Provided data
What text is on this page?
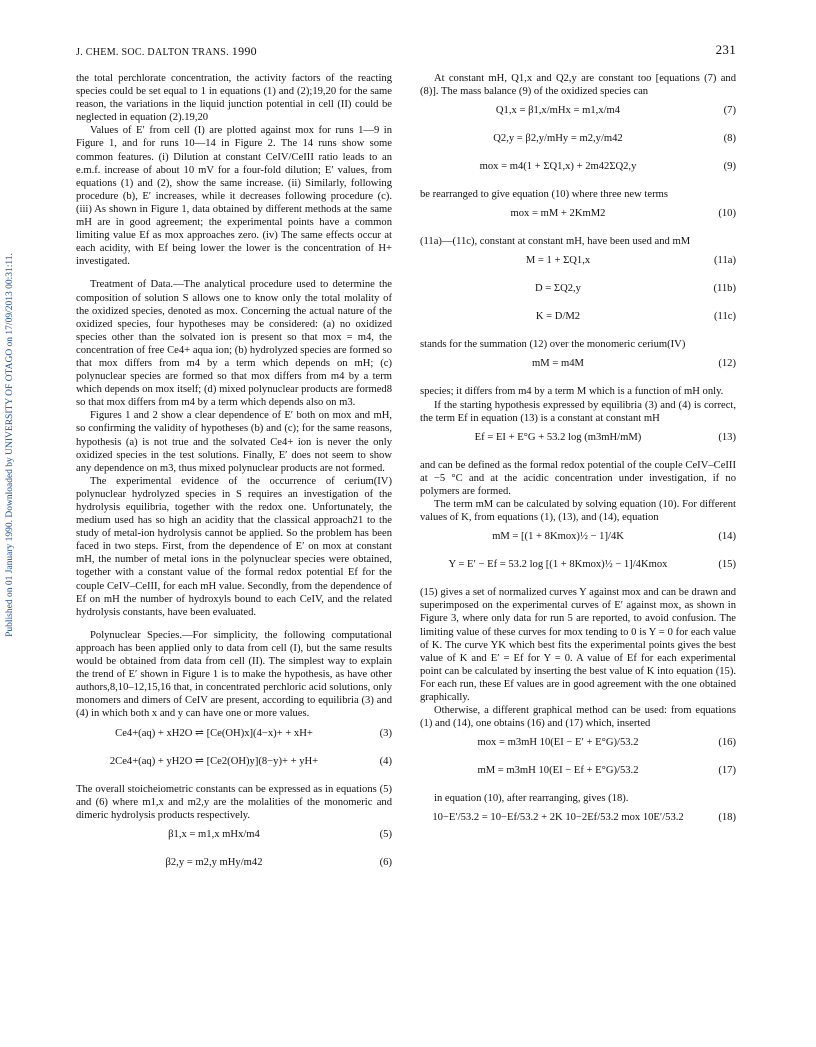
Published on 01 January 1990. Downloaded by UNIVERSITY OF OTAGO on 17/09/2013 00:31:11.
J. CHEM. SOC. DALTON TRANS. 1990	231

the total perchlorate concentration, the activity factors of the reacting species could be set equal to 1 in equations (1) and (2);19,20 for the same reason, the variations in the liquid junction potential in cell (II) could be neglected in equation (2).19,20

Values of E′ from cell (I) are plotted against mox for runs 1—9 in Figure 1, and for runs 10—14 in Figure 2. The 14 runs show some common features. (i) Dilution at constant CeIV/CeIII ratio leads to an e.m.f. increase of about 10 mV for a four-fold dilution; E′ values, from equations (1) and (2), show the same increase. (ii) Similarly, following procedure (b), E′ increases, while it decreases following procedure (c). (iii) As shown in Figure 1, data obtained by different methods at the same mH are in good agreement; the experimental points have a common limiting value Ef as mox approaches zero. (iv) The same effects occur at each acidity, with Ef being lower the lower is the concentration of H+ investigated.

Treatment of Data.—The analytical procedure used to determine the composition of solution S allows one to know only the total molality of the oxidized species, denoted as mox. Concerning the actual nature of the oxidized species, four hypotheses may be considered: (a) no oxidized species other than the solvated ion is present so that mox = m4, the concentration of free Ce4+ aqua ion; (b) hydrolyzed species are formed so that mox differs from m4 by a term which depends on mH; (c) polynuclear species are formed so that mox differs from m4 by a term which depends on mox itself; (d) mixed polynuclear products are formed8 so that mox differs from m4 by a term which depends also on m3.

Figures 1 and 2 show a clear dependence of E′ both on mox and mH, so confirming the validity of hypotheses (b) and (c); for the same reasons, hypothesis (a) is not true and the solvated Ce4+ ion is never the only oxidized species in the test solutions. Finally, E′ does not seem to show any dependence on m3, thus mixed polynuclear products are not formed.

The experimental evidence of the occurrence of cerium(IV) polynuclear hydrolyzed species in S requires an investigation of the hydrolysis equilibria, together with the redox one. Unfortunately, the medium used has so high an acidity that the classical approach21 to the study of metal-ion hydrolysis cannot be applied. So the problem has been faced in two steps. First, from the dependence of E′ on mox at constant mH, the number of metal ions in the polynuclear species were obtained, together with a constant value of the formal redox potential Ef for the couple CeIV–CeIII, for each mH value. Secondly, from the dependence of Ef on mH the number of hydroxyls bound to each CeIV, and the related hydrolysis constants, have been evaluated.

Polynuclear Species.—For simplicity, the following computational approach has been applied only to data from cell (I), but the same results would be obtained from data from cell (II). The simplest way to explain the trend of E′ shown in Figure 1 is to make the hypothesis, as have other authors,8,10–12,15,16 that, in concentrated perchloric acid solutions, only monomers and dimers of CeIV are present, according to equilibria (3) and (4) in which both x and y can have one or more values.

Ce4+(aq) + xH2O ⇌ [Ce(OH)x](4−x)+ + xH+	(3)
2Ce4+(aq) + yH2O ⇌ [Ce2(OH)y](8−y)+ + yH+	(4)

The overall stoicheiometric constants can be expressed as in equations (5) and (6) where m1,x and m2,y are the molalities of the monomeric and dimeric hydrolysis products respectively.

β1,x = m1,x mHx/m4	(5)
β2,y = m2,y mHy/m42	(6)

At constant mH, Q1,x and Q2,y are constant too [equations (7) and (8)]. The mass balance (9) of the oxidized species can

Q1,x = β1,x/mHx = m1,x/m4	(7)
Q2,y = β2,y/mHy = m2,y/m42	(8)
mox = m4(1 + ΣQ1,x) + 2m42ΣQ2,y	(9)

be rearranged to give equation (10) where three new terms

mox = mM + 2KmM2	(10)

(11a)—(11c), constant at constant mH, have been used and mM

M = 1 + ΣQ1,x	(11a)
D = ΣQ2,y	(11b)
K = D/M2	(11c)

stands for the summation (12) over the monomeric cerium(IV)

mM = m4M	(12)

species; it differs from m4 by a term M which is a function of mH only.

If the starting hypothesis expressed by equilibria (3) and (4) is correct, the term Ef in equation (13) is a constant at constant mH

Ef = EI + E°G + 53.2 log (m3mH/mM)	(13)

and can be defined as the formal redox potential of the couple CeIV–CeIII at −5 °C and at the acidic concentration under investigation, if no polymers are formed.

The term mM can be calculated by solving equation (10). For different values of K, from equations (1), (13), and (14), equation

mM = [(1 + 8Kmox)½ − 1]/4K	(14)
Y = E′ − Ef = 53.2 log [(1 + 8Kmox)½ − 1]/4Kmox	(15)

(15) gives a set of normalized curves Y against mox and can be drawn and superimposed on the experimental curves of E′ against mox, as shown in Figure 3, where only data for run 5 are reported, to avoid confusion. The limiting value of these curves for mox tending to 0 is Y = 0 for each value of K. The curve YK which best fits the experimental points gives the best value of K and E′ = Ef for Y = 0. A value of Ef for each experimental point can be calculated by inserting the best value of K into equation (15). For each run, these Ef values are in good agreement with the one obtained graphically.

Otherwise, a different graphical method can be used: from equations (1) and (14), one obtains (16) and (17) which, inserted

mox = m3mH 10(EI − E′ + E°G)/53.2	(16)
mM = m3mH 10(EI − Ef + E°G)/53.2	(17)

in equation (10), after rearranging, gives (18).

10−E′/53.2 = 10−Ef/53.2 + 2K 10−2Ef/53.2 mox 10E′/53.2	(18)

Given exercise
Omit every picture, then reproduce the rest of the listing exactly.

Solved exercise
What text is on this page?
Published on 01 January 1990. Downloaded by UNIVERSITY OF OTAGO on 17/09/2013 00:31:11.
J. CHEM. SOC. DALTON TRANS. 1990	231

the total perchlorate concentration, the activity factors of the reacting species could be set equal to 1 in equations (1) and (2);19,20 for the same reason, the variations in the liquid junction potential in cell (II) could be neglected in equation (2).19,20

Values of E′ from cell (I) are plotted against mox for runs 1—9 in Figure 1, and for runs 10—14 in Figure 2. The 14 runs show some common features. (i) Dilution at constant CeIV/CeIII ratio leads to an e.m.f. increase of about 10 mV for a four-fold dilution; E′ values, from equations (1) and (2), show the same increase. (ii) Similarly, following procedure (b), E′ increases, while it decreases following procedure (c). (iii) As shown in Figure 1, data obtained by different methods at the same mH are in good agreement; the experimental points have a common limiting value Ef as mox approaches zero. (iv) The same effects occur at each acidity, with Ef being lower the lower is the concentration of H+ investigated.

Treatment of Data.—The analytical procedure used to determine the composition of solution S allows one to know only the total molality of the oxidized species, denoted as mox. Concerning the actual nature of the oxidized species, four hypotheses may be considered: (a) no oxidized species other than the solvated ion is present so that mox = m4, the concentration of free Ce4+ aqua ion; (b) hydrolyzed species are formed so that mox differs from m4 by a term which depends on mH; (c) polynuclear species are formed so that mox differs from m4 by a term which depends on mox itself; (d) mixed polynuclear products are formed8 so that mox differs from m4 by a term which depends also on m3.

Figures 1 and 2 show a clear dependence of E′ both on mox and mH, so confirming the validity of hypotheses (b) and (c); for the same reasons, hypothesis (a) is not true and the solvated Ce4+ ion is never the only oxidized species in the test solutions. Finally, E′ does not seem to show any dependence on m3, thus mixed polynuclear products are not formed.

The experimental evidence of the occurrence of cerium(IV) polynuclear hydrolyzed species in S requires an investigation of the hydrolysis equilibria, together with the redox one. Unfortunately, the medium used has so high an acidity that the classical approach21 to the study of metal-ion hydrolysis cannot be applied. So the problem has been faced in two steps. First, from the dependence of E′ on mox at constant mH, the number of metal ions in the polynuclear species were obtained, together with a constant value of the formal redox potential Ef for the couple CeIV–CeIII, for each mH value. Secondly, from the dependence of Ef on mH the number of hydroxyls bound to each CeIV, and the related hydrolysis constants, have been evaluated.

Polynuclear Species.—For simplicity, the following computational approach has been applied only to data from cell (I), but the same results would be obtained from data from cell (II). The simplest way to explain the trend of E′ shown in Figure 1 is to make the hypothesis, as have other authors,8,10–12,15,16 that, in concentrated perchloric acid solutions, only monomers and dimers of CeIV are present, according to equilibria (3) and (4) in which both x and y can have one or more values.

Ce4+(aq) + xH2O ⇌ [Ce(OH)x](4−x)+ + xH+	(3)
2Ce4+(aq) + yH2O ⇌ [Ce2(OH)y](8−y)+ + yH+	(4)

The overall stoicheiometric constants can be expressed as in equations (5) and (6) where m1,x and m2,y are the molalities of the monomeric and dimeric hydrolysis products respectively.

β1,x = m1,x mHx/m4	(5)
β2,y = m2,y mHy/m42	(6)

At constant mH, Q1,x and Q2,y are constant too [equations (7) and (8)]. The mass balance (9) of the oxidized species can

Q1,x = β1,x/mHx = m1,x/m4	(7)
Q2,y = β2,y/mHy = m2,y/m42	(8)
mox = m4(1 + ΣQ1,x) + 2m42ΣQ2,y	(9)

be rearranged to give equation (10) where three new terms

mox = mM + 2KmM2	(10)

(11a)—(11c), constant at constant mH, have been used and mM

M = 1 + ΣQ1,x	(11a)
D = ΣQ2,y	(11b)
K = D/M2	(11c)

stands for the summation (12) over the monomeric cerium(IV)

mM = m4M	(12)

species; it differs from m4 by a term M which is a function of mH only.

If the starting hypothesis expressed by equilibria (3) and (4) is correct, the term Ef in equation (13) is a constant at constant mH

Ef = EI + E°G + 53.2 log (m3mH/mM)	(13)

and can be defined as the formal redox potential of the couple CeIV–CeIII at −5 °C and at the acidic concentration under investigation, if no polymers are formed.

The term mM can be calculated by solving equation (10). For different values of K, from equations (1), (13), and (14), equation

mM = [(1 + 8Kmox)½ − 1]/4K	(14)
Y = E′ − Ef = 53.2 log [(1 + 8Kmox)½ − 1]/4Kmox	(15)

(15) gives a set of normalized curves Y against mox and can be drawn and superimposed on the experimental curves of E′ against mox, as shown in Figure 3, where only data for run 5 are reported, to avoid confusion. The limiting value of these curves for mox tending to 0 is Y = 0 for each value of K. The curve YK which best fits the experimental points gives the best value of K and E′ = Ef for Y = 0. A value of Ef for each experimental point can be calculated by inserting the best value of K into equation (15). For each run, these Ef values are in good agreement with the one obtained graphically.

Otherwise, a different graphical method can be used: from equations (1) and (14), one obtains (16) and (17) which, inserted

mox = m3mH 10(EI − E′ + E°G)/53.2	(16)
mM = m3mH 10(EI − Ef + E°G)/53.2	(17)

in equation (10), after rearranging, gives (18).

10−E′/53.2 = 10−Ef/53.2 + 2K 10−2Ef/53.2 mox 10E′/53.2	(18)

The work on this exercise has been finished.